Task details: Gather all lines in the records below that include the word "this".
◇ ◇ ◇ ◇ ◇
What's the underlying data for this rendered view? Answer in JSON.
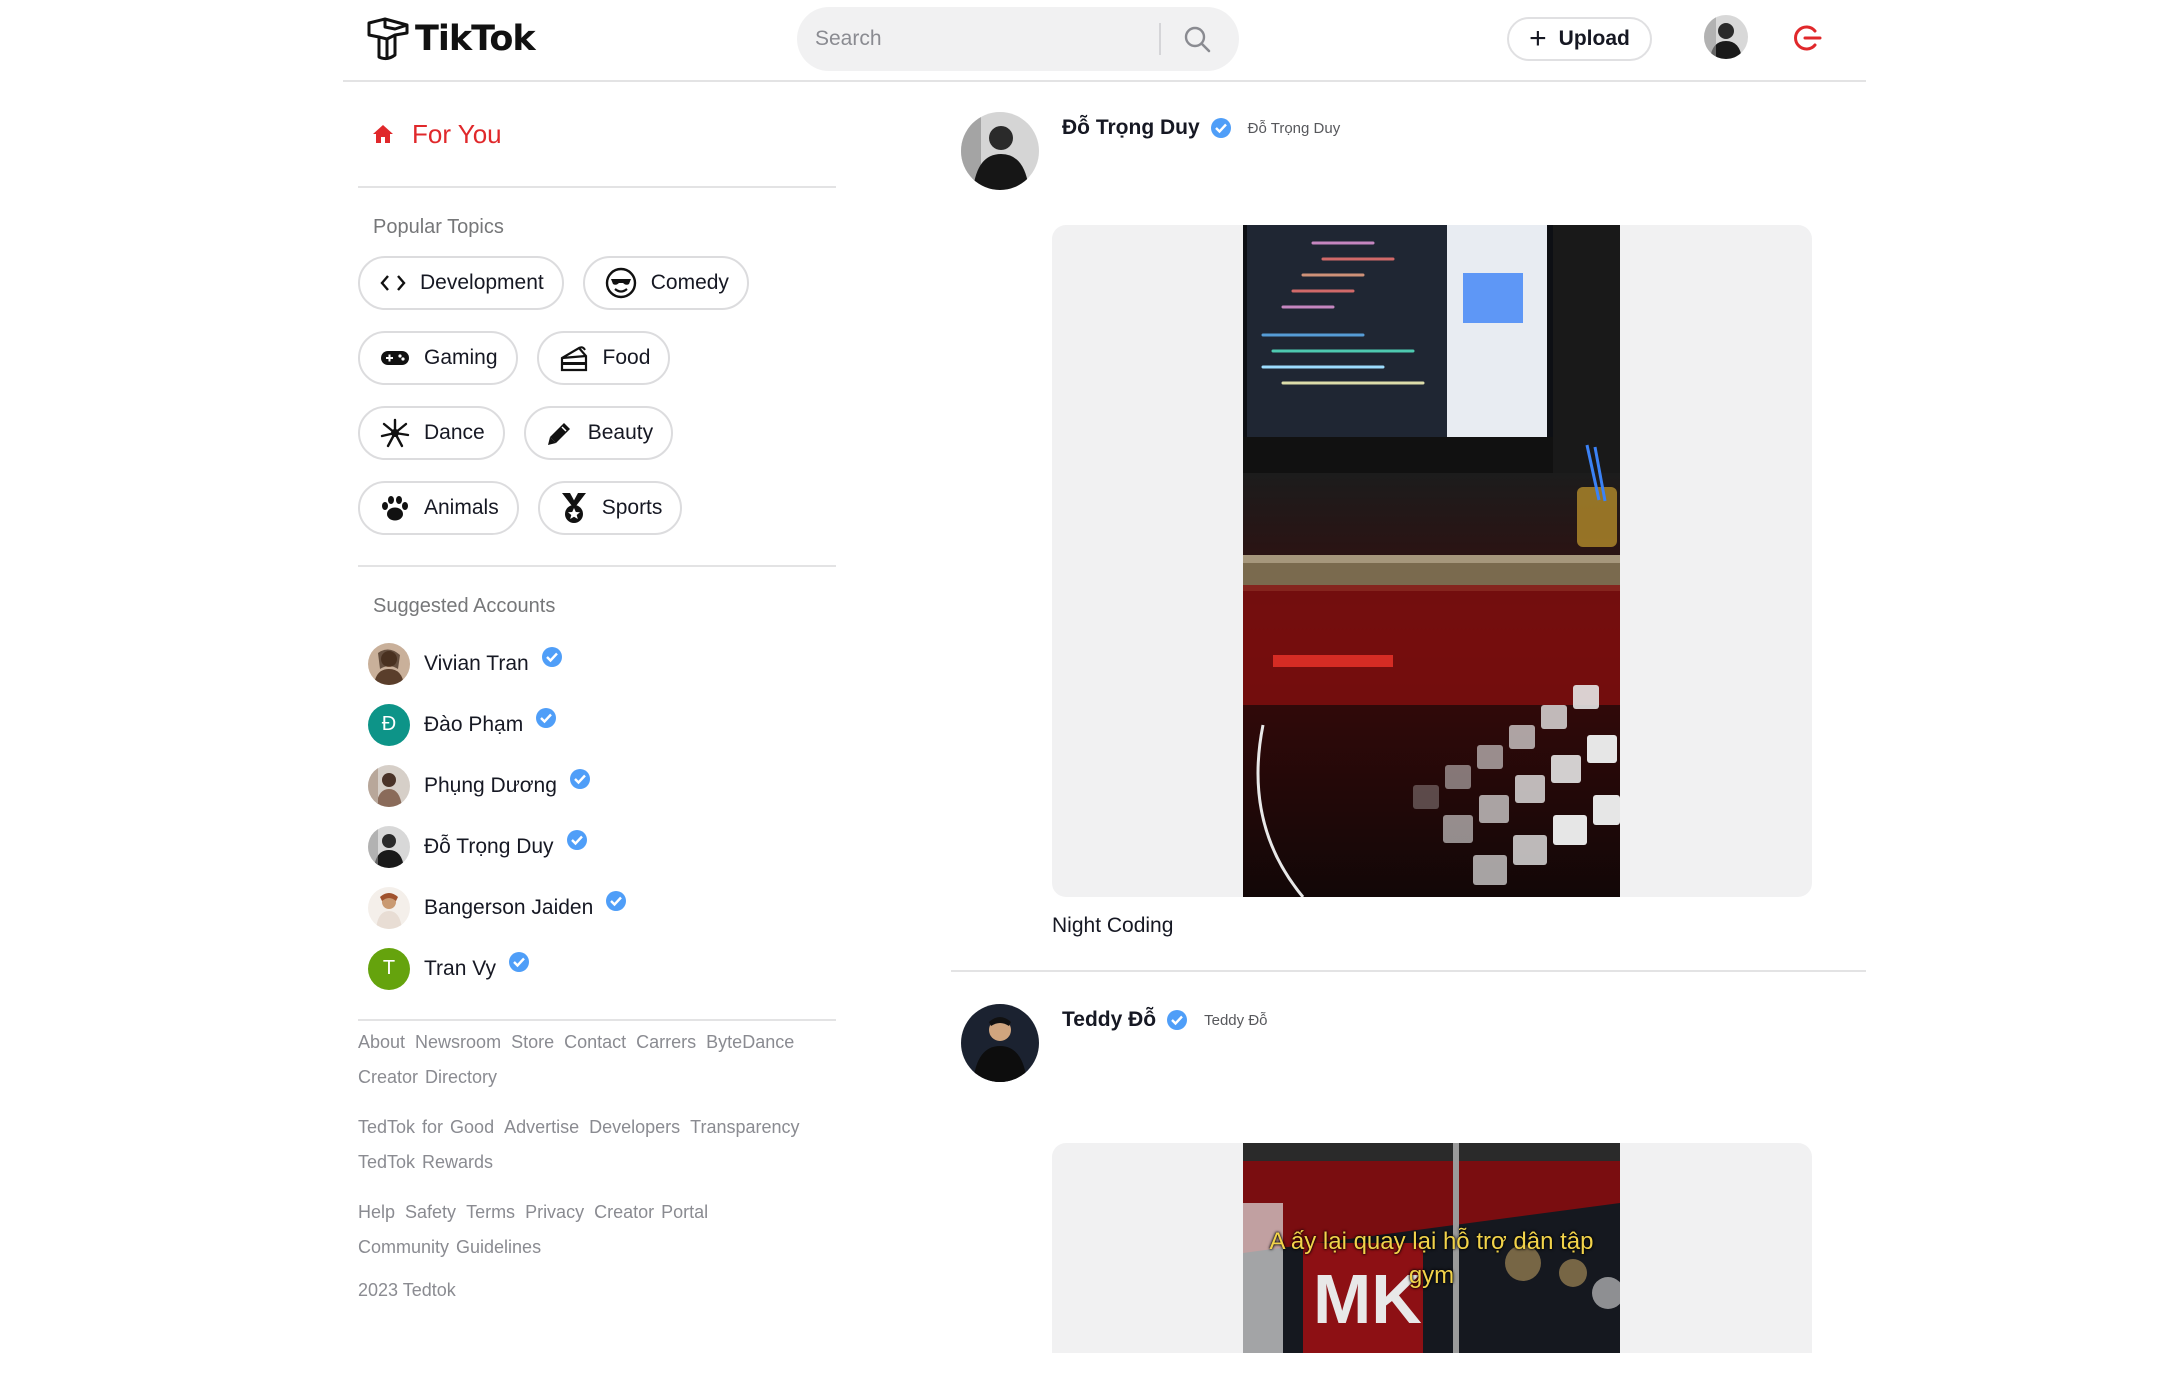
{
  "header": {
    "logo_text": "TikTok",
    "search_placeholder": "Search",
    "upload_label": "Upload",
    "brand_color": "#e0282b"
  },
  "sidebar": {
    "for_you_label": "For You",
    "popular_topics_title": "Popular Topics",
    "topics": [
      {
        "label": "Development",
        "icon": "code-icon"
      },
      {
        "label": "Comedy",
        "icon": "sunglasses-face-icon"
      },
      {
        "label": "Gaming",
        "icon": "gamepad-icon"
      },
      {
        "label": "Food",
        "icon": "cake-icon"
      },
      {
        "label": "Dance",
        "icon": "dance-icon"
      },
      {
        "label": "Beauty",
        "icon": "brush-icon"
      },
      {
        "label": "Animals",
        "icon": "paw-icon"
      },
      {
        "label": "Sports",
        "icon": "medal-icon"
      }
    ],
    "suggested_title": "Suggested Accounts",
    "accounts": [
      {
        "name": "Vivian Tran",
        "avatar_color": "#8a6a4e"
      },
      {
        "name": "Đào Phạm",
        "initial": "Đ",
        "avatar_color": "#0d9488"
      },
      {
        "name": "Phụng Dương",
        "avatar_color": "#9b8576"
      },
      {
        "name": "Đỗ Trọng Duy",
        "avatar_color": "#4a4a4a"
      },
      {
        "name": "Bangerson Jaiden",
        "avatar_color": "#d9c6b8"
      },
      {
        "name": "Tran Vy",
        "initial": "T",
        "avatar_color": "#65a30d"
      }
    ],
    "footer": {
      "group1": [
        "About",
        "Newsroom",
        "Store",
        "Contact",
        "Carrers",
        "ByteDance",
        "Creator Directory"
      ],
      "group2": [
        "TedTok for Good",
        "Advertise",
        "Developers",
        "Transparency",
        "TedTok Rewards"
      ],
      "group3": [
        "Help",
        "Safety",
        "Terms",
        "Privacy",
        "Creator Portal",
        "Community Guidelines"
      ],
      "copyright": "2023 Tedtok"
    }
  },
  "feed": {
    "posts": [
      {
        "name": "Đỗ Trọng Duy",
        "handle": "Đỗ Trọng Duy",
        "caption": "Night Coding"
      },
      {
        "name": "Teddy Đỗ",
        "handle": "Teddy Đỗ",
        "overlay_text": "A ấy lại quay lại hỗ trợ dân tập gym"
      }
    ]
  },
  "colors": {
    "accent": "#e0282b",
    "verified": "#20d5ec",
    "verified_blue": "#3b82f6",
    "muted": "#8a8b91"
  }
}
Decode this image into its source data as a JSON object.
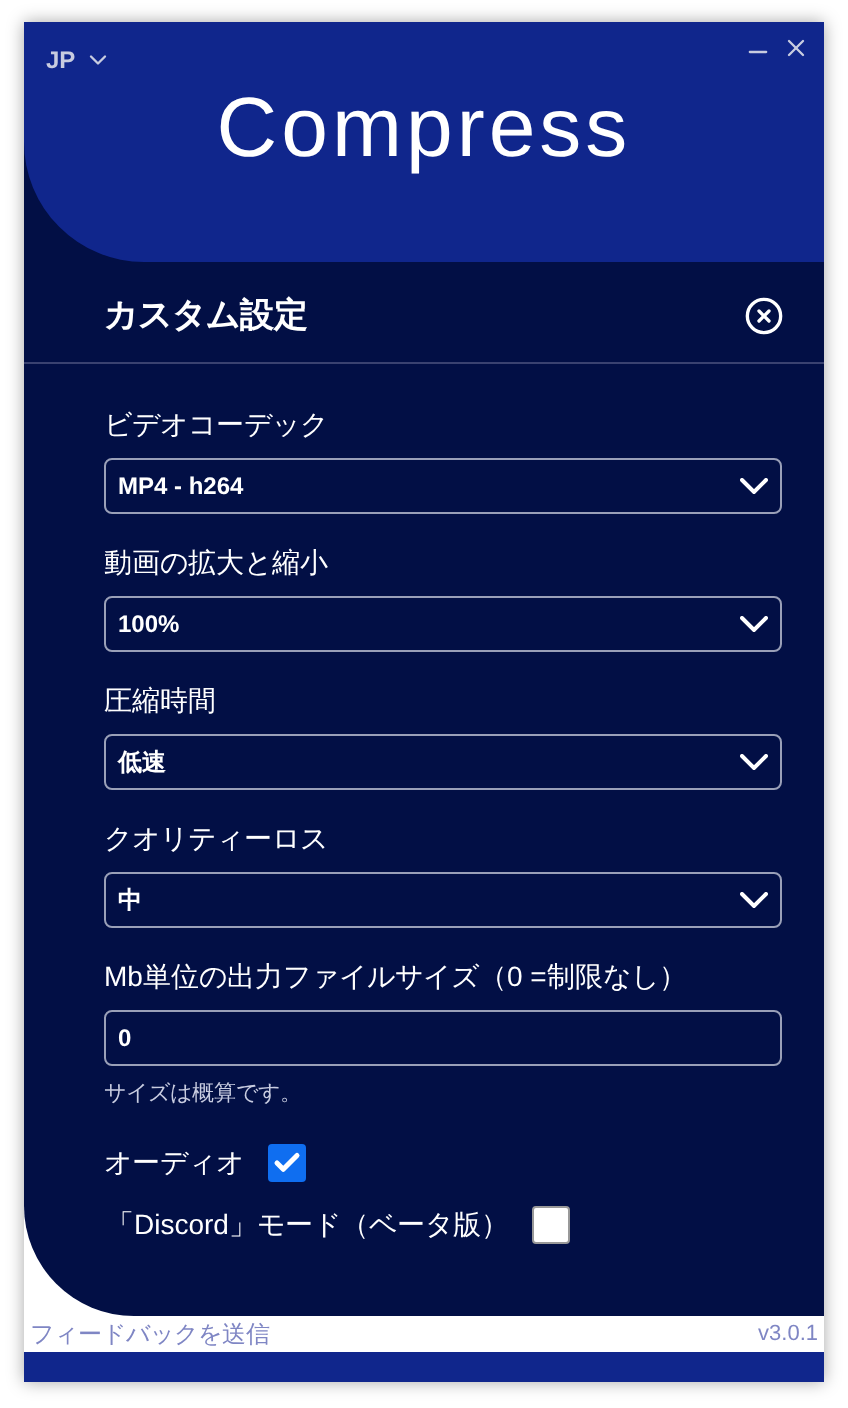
{
  "header": {
    "language": "JP",
    "logo": "Compress"
  },
  "panel": {
    "title": "カスタム設定"
  },
  "fields": [
    {
      "kind": "select",
      "label": "ビデオコーデック",
      "value": "MP4 - h264"
    },
    {
      "kind": "select",
      "label": "動画の拡大と縮小",
      "value": "100%"
    },
    {
      "kind": "select",
      "label": "圧縮時間",
      "value": "低速"
    },
    {
      "kind": "select",
      "label": "クオリティーロス",
      "value": "中"
    },
    {
      "kind": "input",
      "label": "Mb単位の出力ファイルサイズ（0 =制限なし）",
      "value": "0",
      "hint": "サイズは概算です。"
    }
  ],
  "options": [
    {
      "label": "オーディオ",
      "checked": true
    },
    {
      "label": "「Discord」モード（ベータ版）",
      "checked": false
    }
  ],
  "footer": {
    "feedback": "フィードバックを送信",
    "version": "v3.0.1"
  }
}
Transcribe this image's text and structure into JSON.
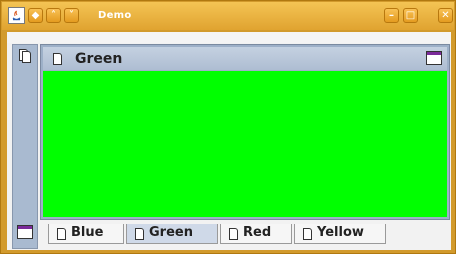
{
  "window": {
    "title": "Demo",
    "buttons": {
      "restore": "◆",
      "up": "˄",
      "down": "˅",
      "minimize": "–",
      "maximize": "□",
      "close": "✕"
    },
    "frame_color": "#d29a2c"
  },
  "internal_frame": {
    "title": "Green",
    "content_color": "#00ff00"
  },
  "tabs": [
    {
      "label": "Blue",
      "selected": false
    },
    {
      "label": "Green",
      "selected": true
    },
    {
      "label": "Red",
      "selected": false
    },
    {
      "label": "Yellow",
      "selected": false
    }
  ]
}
◇ ◇ ◇ ◇ ◇
Written response:
What's the underlying data for this rendered view? Answer in JSON.
Decode this image into its source data as a JSON object.
Transcribe this image's text and structure into JSON.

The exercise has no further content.